===== Information supplied
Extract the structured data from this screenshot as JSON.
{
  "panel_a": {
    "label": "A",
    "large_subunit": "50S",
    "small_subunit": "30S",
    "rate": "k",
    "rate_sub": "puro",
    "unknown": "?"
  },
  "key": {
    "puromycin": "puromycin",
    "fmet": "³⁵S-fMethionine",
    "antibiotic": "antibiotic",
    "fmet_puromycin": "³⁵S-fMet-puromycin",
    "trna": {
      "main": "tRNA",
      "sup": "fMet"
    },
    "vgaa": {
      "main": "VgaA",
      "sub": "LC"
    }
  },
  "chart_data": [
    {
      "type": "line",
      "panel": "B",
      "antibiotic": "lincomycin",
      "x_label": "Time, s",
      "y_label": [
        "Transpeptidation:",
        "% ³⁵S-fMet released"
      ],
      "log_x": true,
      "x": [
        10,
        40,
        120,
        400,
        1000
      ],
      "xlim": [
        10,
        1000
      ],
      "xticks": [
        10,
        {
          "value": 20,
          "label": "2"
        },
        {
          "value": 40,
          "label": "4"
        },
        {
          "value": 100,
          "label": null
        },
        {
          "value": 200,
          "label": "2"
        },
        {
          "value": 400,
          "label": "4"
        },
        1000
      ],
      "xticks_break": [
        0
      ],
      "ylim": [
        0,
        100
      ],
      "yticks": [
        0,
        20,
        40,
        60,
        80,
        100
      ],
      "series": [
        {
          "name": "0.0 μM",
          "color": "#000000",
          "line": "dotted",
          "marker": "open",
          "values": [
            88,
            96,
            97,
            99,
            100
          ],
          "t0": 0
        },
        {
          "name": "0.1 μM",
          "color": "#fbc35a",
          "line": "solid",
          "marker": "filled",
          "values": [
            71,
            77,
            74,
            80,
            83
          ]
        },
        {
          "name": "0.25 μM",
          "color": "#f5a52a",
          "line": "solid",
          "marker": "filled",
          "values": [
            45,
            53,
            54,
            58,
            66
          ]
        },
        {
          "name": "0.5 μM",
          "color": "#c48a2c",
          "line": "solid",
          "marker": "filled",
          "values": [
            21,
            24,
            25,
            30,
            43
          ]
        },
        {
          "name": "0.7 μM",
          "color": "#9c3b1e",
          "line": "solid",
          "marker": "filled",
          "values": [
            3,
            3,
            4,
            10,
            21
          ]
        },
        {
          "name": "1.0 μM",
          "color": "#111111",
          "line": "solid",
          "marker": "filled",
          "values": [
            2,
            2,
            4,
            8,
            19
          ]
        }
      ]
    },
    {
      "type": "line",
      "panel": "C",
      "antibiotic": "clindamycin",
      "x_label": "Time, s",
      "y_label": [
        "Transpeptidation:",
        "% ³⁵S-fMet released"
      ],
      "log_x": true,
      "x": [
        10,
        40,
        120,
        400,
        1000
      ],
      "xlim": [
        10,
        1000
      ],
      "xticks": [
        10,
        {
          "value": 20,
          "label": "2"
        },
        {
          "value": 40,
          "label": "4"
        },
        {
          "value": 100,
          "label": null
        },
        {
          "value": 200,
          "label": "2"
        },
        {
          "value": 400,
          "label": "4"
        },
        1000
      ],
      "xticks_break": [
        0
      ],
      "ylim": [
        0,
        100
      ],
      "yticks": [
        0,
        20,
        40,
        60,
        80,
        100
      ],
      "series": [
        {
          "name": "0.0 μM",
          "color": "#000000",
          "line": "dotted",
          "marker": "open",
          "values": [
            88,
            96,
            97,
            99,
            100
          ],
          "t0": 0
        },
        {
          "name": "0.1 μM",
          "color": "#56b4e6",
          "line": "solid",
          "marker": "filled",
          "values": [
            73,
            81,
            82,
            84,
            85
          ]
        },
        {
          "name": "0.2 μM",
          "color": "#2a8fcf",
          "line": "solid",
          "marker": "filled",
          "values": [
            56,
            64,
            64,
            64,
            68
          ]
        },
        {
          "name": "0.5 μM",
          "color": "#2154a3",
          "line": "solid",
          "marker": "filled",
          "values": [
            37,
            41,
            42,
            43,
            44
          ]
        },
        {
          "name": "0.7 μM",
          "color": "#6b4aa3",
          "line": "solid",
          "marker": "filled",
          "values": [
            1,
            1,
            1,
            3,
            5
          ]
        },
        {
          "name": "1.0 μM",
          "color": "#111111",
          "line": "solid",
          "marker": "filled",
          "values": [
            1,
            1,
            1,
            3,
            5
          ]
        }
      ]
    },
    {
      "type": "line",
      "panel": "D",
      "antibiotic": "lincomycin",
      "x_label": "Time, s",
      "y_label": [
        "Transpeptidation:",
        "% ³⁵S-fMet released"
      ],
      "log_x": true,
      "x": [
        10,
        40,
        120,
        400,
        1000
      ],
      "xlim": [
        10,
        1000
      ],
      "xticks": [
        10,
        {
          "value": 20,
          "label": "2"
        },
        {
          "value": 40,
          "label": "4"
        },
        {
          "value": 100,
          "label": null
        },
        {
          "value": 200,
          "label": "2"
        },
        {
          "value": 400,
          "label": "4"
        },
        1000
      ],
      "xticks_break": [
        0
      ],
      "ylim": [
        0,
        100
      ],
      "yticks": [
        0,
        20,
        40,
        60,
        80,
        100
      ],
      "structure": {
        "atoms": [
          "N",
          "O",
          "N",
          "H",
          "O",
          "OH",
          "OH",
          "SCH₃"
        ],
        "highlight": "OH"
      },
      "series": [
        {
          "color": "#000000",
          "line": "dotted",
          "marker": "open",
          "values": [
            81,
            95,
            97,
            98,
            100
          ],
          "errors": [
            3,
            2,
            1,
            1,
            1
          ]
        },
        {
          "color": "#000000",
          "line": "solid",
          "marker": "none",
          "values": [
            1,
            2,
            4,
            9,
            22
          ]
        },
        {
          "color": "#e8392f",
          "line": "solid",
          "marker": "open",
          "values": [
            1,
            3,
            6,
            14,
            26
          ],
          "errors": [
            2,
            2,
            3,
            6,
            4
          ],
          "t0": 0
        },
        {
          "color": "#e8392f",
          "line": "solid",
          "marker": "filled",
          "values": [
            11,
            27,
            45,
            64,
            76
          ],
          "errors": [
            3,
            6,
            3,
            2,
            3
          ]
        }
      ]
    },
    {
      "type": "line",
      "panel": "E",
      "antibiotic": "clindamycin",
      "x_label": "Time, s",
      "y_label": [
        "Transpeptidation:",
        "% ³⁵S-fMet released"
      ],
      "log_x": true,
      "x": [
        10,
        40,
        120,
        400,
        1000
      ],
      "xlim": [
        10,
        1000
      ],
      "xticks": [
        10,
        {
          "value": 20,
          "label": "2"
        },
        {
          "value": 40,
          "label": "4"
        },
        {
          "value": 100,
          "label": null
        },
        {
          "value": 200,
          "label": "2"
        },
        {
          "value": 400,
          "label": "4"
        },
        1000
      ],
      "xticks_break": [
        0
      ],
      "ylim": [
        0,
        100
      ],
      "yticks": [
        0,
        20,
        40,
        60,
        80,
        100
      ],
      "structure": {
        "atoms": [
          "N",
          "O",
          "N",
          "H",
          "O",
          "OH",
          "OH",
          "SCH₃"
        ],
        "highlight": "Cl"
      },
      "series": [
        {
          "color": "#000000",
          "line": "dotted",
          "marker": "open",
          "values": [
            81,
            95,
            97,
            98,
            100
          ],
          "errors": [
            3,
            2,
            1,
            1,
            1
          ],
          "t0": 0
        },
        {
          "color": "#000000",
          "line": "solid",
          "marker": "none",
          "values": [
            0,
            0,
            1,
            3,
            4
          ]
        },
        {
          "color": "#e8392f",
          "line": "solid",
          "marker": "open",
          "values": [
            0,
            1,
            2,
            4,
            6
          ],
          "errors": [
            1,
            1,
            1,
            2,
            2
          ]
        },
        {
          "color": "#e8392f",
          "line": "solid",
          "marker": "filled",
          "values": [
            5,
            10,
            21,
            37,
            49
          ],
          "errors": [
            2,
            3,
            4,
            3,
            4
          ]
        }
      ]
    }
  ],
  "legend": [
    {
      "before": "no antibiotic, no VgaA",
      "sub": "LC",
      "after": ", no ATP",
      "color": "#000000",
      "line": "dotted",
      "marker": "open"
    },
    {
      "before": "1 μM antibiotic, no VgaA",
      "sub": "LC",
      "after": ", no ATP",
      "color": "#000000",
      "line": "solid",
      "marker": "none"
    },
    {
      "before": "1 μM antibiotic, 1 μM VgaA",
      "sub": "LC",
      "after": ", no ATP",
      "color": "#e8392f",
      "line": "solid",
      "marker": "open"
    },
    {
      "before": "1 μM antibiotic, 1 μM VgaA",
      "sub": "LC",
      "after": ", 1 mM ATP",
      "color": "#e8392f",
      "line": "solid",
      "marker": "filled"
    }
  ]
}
==========
Problem statement: Extract lines where the string "puromycin" occurs.

Response to this exercise:
    "puromycin": "puromycin",
    "fmet_puromycin": "³⁵S-fMet-puromycin",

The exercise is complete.